◆ Problem to solve:
Reproduce each line of the listing exactly.
*** Data for processing ***
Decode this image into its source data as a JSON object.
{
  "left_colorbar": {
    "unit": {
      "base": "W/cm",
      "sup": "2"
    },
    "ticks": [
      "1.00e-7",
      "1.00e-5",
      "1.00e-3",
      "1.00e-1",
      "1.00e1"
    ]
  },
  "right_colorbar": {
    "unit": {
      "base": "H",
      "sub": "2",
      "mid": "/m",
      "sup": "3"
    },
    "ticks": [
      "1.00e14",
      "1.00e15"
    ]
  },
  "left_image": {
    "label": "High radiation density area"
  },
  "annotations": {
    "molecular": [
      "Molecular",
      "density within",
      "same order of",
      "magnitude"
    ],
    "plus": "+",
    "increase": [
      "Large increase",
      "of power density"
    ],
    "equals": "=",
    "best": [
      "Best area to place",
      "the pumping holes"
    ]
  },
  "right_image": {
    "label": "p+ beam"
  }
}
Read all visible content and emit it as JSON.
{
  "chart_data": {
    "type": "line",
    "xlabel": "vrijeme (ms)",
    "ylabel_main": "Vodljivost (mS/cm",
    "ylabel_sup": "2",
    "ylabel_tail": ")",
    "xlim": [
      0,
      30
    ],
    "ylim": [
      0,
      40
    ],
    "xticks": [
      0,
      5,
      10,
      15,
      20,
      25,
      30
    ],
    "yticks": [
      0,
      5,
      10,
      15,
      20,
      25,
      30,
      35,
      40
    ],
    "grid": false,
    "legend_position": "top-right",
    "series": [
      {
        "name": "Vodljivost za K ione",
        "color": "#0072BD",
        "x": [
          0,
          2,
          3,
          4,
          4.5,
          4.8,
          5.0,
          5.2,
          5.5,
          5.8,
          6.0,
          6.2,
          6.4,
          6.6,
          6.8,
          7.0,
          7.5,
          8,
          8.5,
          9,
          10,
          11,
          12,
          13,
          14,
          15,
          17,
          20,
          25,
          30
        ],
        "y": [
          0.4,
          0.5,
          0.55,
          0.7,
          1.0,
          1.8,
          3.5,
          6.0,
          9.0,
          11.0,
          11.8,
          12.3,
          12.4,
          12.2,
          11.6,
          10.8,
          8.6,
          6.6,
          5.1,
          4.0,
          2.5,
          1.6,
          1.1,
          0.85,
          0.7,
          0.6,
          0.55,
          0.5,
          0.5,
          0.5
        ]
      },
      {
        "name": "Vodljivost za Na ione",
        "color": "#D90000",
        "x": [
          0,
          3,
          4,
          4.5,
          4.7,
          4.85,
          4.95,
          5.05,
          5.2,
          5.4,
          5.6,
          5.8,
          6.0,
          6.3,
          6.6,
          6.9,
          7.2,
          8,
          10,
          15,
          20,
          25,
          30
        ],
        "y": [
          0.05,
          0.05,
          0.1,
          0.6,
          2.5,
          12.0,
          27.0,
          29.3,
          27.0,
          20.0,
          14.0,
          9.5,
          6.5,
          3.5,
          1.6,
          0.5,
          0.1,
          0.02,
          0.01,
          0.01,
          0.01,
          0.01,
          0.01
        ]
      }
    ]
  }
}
***
◆ Complete response:
Decode this image into its source data as a JSON object.
{
  "left_colorbar": {
    "unit": {
      "base": "W/cm",
      "sup": "2"
    },
    "ticks": [
      "1.00e-7",
      "1.00e-5",
      "1.00e-3",
      "1.00e-1",
      "1.00e1"
    ]
  },
  "right_colorbar": {
    "unit": {
      "base": "H",
      "sub": "2",
      "mid": "/m",
      "sup": "3"
    },
    "ticks": [
      "1.00e14",
      "1.00e15"
    ]
  },
  "left_image": {
    "label": "High radiation density area"
  },
  "annotations": {
    "molecular": [
      "Molecular",
      "density within",
      "same order of",
      "magnitude"
    ],
    "plus": "+",
    "increase": [
      "Large increase",
      "of power density"
    ],
    "equals": "=",
    "best": [
      "Best area to place",
      "the pumping holes"
    ]
  },
  "right_image": {
    "label": "p+ beam"
  }
}
Read all visible content and emit it as JSON.
{
  "chart_data": {
    "type": "line",
    "xlabel": "vrijeme (ms)",
    "ylabel_main": "Vodljivost (mS/cm",
    "ylabel_sup": "2",
    "ylabel_tail": ")",
    "xlim": [
      0,
      30
    ],
    "ylim": [
      0,
      40
    ],
    "xticks": [
      0,
      5,
      10,
      15,
      20,
      25,
      30
    ],
    "yticks": [
      0,
      5,
      10,
      15,
      20,
      25,
      30,
      35,
      40
    ],
    "grid": false,
    "legend_position": "top-right",
    "series": [
      {
        "name": "Vodljivost za K ione",
        "color": "#0072BD",
        "x": [
          0,
          2,
          3,
          4,
          4.5,
          4.8,
          5.0,
          5.2,
          5.5,
          5.8,
          6.0,
          6.2,
          6.4,
          6.6,
          6.8,
          7.0,
          7.5,
          8,
          8.5,
          9,
          10,
          11,
          12,
          13,
          14,
          15,
          17,
          20,
          25,
          30
        ],
        "y": [
          0.4,
          0.5,
          0.55,
          0.7,
          1.0,
          1.8,
          3.5,
          6.0,
          9.0,
          11.0,
          11.8,
          12.3,
          12.4,
          12.2,
          11.6,
          10.8,
          8.6,
          6.6,
          5.1,
          4.0,
          2.5,
          1.6,
          1.1,
          0.85,
          0.7,
          0.6,
          0.55,
          0.5,
          0.5,
          0.5
        ]
      },
      {
        "name": "Vodljivost za Na ione",
        "color": "#D90000",
        "x": [
          0,
          3,
          4,
          4.5,
          4.7,
          4.85,
          4.95,
          5.05,
          5.2,
          5.4,
          5.6,
          5.8,
          6.0,
          6.3,
          6.6,
          6.9,
          7.2,
          8,
          10,
          15,
          20,
          25,
          30
        ],
        "y": [
          0.05,
          0.05,
          0.1,
          0.6,
          2.5,
          12.0,
          27.0,
          29.3,
          27.0,
          20.0,
          14.0,
          9.5,
          6.5,
          3.5,
          1.6,
          0.5,
          0.1,
          0.02,
          0.01,
          0.01,
          0.01,
          0.01,
          0.01
        ]
      }
    ]
  }
}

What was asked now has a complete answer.